Description of the task
Check every line of the entries that follow, and copy the ones containing "code".

Material supplied

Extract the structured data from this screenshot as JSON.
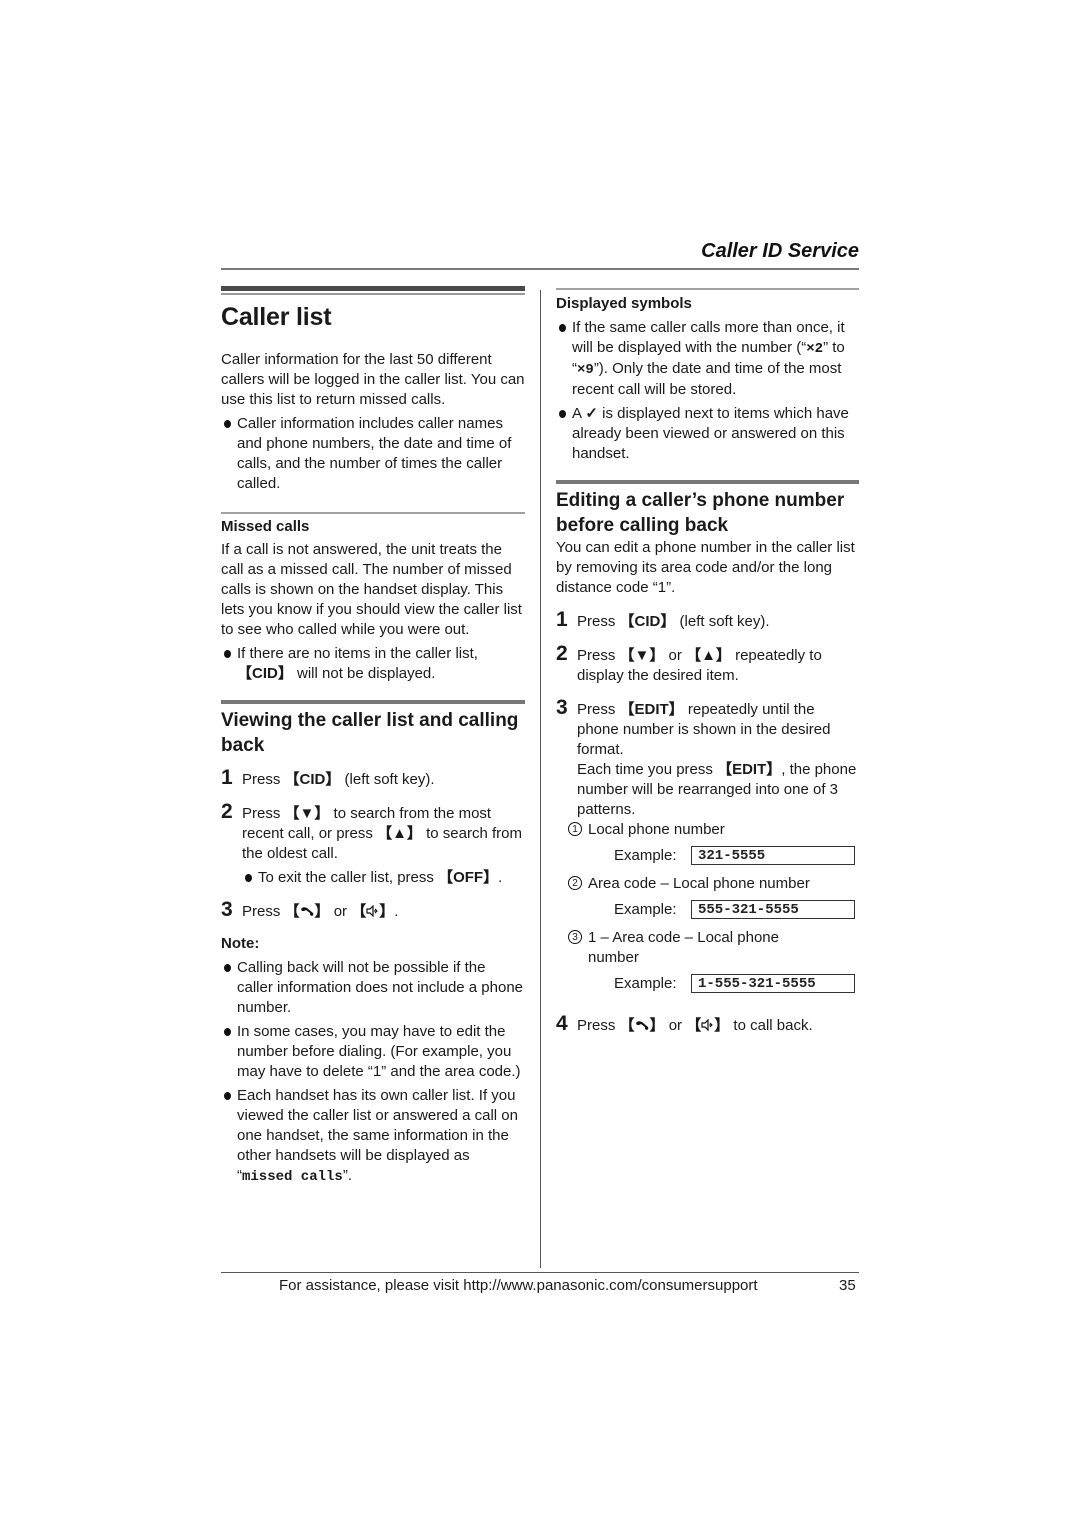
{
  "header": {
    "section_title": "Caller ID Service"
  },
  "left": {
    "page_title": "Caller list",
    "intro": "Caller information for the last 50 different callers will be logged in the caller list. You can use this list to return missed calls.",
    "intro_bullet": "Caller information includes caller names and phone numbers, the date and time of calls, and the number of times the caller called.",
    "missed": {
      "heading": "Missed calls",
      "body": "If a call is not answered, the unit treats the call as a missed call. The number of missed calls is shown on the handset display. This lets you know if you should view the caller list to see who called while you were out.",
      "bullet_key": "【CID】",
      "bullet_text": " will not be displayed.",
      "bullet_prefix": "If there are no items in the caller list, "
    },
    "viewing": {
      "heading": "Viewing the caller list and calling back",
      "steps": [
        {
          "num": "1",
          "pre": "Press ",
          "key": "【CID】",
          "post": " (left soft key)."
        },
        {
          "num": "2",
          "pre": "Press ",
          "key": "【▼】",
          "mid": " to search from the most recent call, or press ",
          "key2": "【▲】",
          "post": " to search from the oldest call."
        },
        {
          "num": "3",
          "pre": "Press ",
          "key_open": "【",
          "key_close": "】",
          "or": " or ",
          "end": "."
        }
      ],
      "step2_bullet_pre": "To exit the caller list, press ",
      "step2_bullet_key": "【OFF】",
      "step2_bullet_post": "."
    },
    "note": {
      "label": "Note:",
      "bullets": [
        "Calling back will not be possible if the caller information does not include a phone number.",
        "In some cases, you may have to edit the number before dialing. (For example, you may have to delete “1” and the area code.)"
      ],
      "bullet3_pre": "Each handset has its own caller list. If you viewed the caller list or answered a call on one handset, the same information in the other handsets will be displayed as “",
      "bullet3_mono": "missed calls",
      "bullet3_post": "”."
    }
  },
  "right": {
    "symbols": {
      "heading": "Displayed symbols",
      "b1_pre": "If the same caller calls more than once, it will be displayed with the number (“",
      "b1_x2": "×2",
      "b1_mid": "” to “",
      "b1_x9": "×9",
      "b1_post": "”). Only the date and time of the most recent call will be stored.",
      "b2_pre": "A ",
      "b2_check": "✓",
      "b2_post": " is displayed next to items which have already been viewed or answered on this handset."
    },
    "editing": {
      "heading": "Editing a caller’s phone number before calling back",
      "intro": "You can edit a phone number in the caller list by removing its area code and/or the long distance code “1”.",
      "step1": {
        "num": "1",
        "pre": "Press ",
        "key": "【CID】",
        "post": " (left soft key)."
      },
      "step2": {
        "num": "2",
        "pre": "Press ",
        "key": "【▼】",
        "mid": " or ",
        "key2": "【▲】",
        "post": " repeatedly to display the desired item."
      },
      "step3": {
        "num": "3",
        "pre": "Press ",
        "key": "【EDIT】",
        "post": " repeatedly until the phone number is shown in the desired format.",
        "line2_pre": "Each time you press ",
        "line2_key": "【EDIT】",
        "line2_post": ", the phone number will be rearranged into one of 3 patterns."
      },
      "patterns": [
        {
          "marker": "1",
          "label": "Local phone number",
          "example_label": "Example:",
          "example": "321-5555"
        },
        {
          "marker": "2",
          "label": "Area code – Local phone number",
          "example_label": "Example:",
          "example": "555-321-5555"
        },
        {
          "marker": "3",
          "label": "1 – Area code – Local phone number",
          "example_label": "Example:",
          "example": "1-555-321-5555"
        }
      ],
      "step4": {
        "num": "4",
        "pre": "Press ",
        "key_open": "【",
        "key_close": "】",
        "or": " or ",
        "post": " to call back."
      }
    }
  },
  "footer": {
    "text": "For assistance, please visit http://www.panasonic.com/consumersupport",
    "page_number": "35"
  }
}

...

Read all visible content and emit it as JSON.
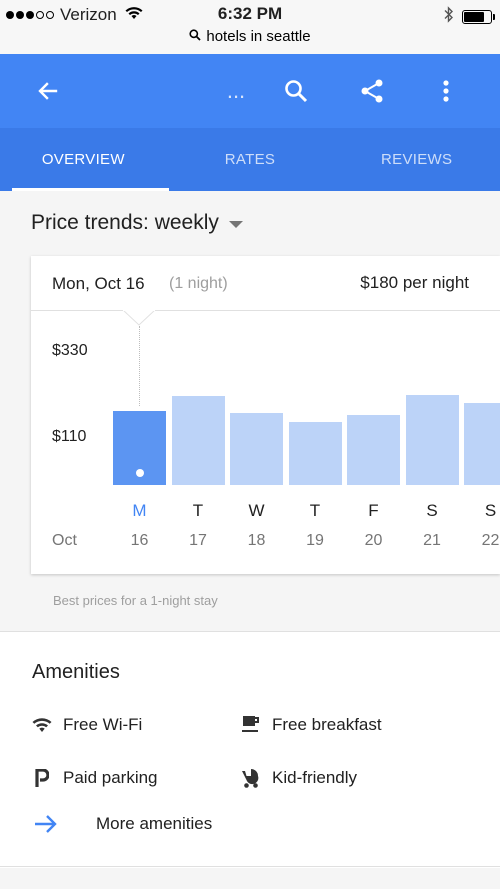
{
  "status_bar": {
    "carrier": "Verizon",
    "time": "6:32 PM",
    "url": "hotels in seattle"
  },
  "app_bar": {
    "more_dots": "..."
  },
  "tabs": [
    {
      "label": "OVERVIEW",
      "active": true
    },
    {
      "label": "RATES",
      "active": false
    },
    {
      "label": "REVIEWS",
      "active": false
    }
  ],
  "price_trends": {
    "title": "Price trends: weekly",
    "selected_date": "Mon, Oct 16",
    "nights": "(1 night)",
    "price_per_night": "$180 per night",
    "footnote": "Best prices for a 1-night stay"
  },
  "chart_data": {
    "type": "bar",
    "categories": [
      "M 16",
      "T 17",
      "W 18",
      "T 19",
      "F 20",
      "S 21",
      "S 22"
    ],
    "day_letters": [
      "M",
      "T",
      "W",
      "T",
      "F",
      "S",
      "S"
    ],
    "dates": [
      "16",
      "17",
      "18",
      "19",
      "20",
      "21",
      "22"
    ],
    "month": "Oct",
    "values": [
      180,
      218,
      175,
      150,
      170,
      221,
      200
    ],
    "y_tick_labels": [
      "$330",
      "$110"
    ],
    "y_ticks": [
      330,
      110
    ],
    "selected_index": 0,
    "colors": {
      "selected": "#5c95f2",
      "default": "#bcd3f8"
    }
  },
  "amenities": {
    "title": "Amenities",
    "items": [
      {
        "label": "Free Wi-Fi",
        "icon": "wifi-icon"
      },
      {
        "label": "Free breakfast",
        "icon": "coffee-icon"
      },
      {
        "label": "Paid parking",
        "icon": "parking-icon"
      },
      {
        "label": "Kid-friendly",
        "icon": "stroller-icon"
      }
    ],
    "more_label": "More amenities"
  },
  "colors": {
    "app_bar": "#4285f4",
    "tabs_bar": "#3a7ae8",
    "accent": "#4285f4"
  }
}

Task response
        "In some cases, you may have to edit the number before dialing. (For example, you may have to delete “1” and the area code.)"
      "intro": "You can edit a phone number in the caller list by removing its area code and/or the long distance code “1”.",
          "label": "Area code – Local phone number",
          "label": "1 – Area code – Local phone number",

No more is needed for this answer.